> **REQUIREMENT**
For the copy, please give all of the data again exactly and leave the pictures out.

Begin DATA SHOWN

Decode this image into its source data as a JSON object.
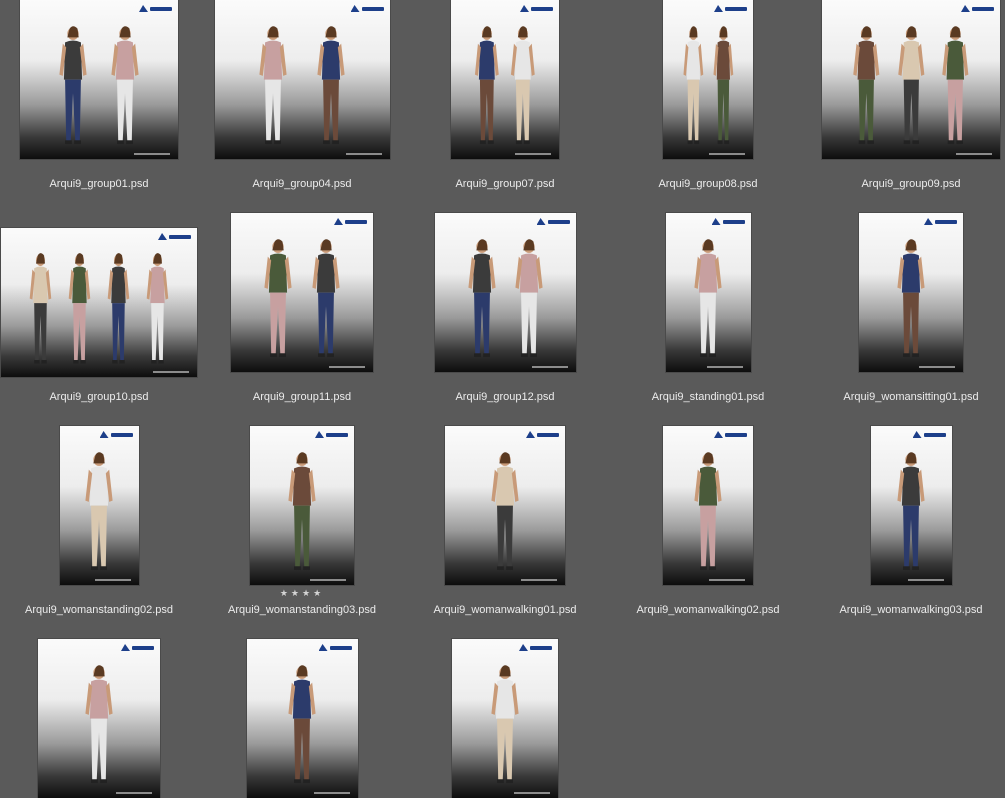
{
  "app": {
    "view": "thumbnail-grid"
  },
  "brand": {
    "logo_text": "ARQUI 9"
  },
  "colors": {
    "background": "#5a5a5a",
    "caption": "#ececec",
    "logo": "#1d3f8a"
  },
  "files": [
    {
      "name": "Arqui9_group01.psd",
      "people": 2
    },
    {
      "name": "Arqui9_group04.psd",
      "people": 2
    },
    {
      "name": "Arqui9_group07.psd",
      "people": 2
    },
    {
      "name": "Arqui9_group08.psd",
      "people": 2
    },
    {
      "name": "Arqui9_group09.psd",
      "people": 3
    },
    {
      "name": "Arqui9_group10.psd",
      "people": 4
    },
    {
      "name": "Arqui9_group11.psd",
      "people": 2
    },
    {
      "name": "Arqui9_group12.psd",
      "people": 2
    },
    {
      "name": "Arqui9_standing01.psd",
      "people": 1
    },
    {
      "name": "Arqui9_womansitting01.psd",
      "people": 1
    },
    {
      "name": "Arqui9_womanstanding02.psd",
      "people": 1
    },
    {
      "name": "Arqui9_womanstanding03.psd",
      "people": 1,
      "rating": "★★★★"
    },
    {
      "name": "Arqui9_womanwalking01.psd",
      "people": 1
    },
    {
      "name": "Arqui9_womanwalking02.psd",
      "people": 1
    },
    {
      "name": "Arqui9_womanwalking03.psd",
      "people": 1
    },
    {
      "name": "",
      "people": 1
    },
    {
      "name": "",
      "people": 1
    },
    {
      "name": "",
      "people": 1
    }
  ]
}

End DATA SHOWN

> **WORKED ANSWER**
Decode this image into its source data as a JSON object.
{
  "app": {
    "view": "thumbnail-grid"
  },
  "brand": {
    "logo_text": "ARQUI 9"
  },
  "colors": {
    "background": "#5a5a5a",
    "caption": "#ececec",
    "logo": "#1d3f8a"
  },
  "files": [
    {
      "name": "Arqui9_group01.psd",
      "people": 2
    },
    {
      "name": "Arqui9_group04.psd",
      "people": 2
    },
    {
      "name": "Arqui9_group07.psd",
      "people": 2
    },
    {
      "name": "Arqui9_group08.psd",
      "people": 2
    },
    {
      "name": "Arqui9_group09.psd",
      "people": 3
    },
    {
      "name": "Arqui9_group10.psd",
      "people": 4
    },
    {
      "name": "Arqui9_group11.psd",
      "people": 2
    },
    {
      "name": "Arqui9_group12.psd",
      "people": 2
    },
    {
      "name": "Arqui9_standing01.psd",
      "people": 1
    },
    {
      "name": "Arqui9_womansitting01.psd",
      "people": 1
    },
    {
      "name": "Arqui9_womanstanding02.psd",
      "people": 1
    },
    {
      "name": "Arqui9_womanstanding03.psd",
      "people": 1,
      "rating": "★★★★"
    },
    {
      "name": "Arqui9_womanwalking01.psd",
      "people": 1
    },
    {
      "name": "Arqui9_womanwalking02.psd",
      "people": 1
    },
    {
      "name": "Arqui9_womanwalking03.psd",
      "people": 1
    },
    {
      "name": "",
      "people": 1
    },
    {
      "name": "",
      "people": 1
    },
    {
      "name": "",
      "people": 1
    }
  ]
}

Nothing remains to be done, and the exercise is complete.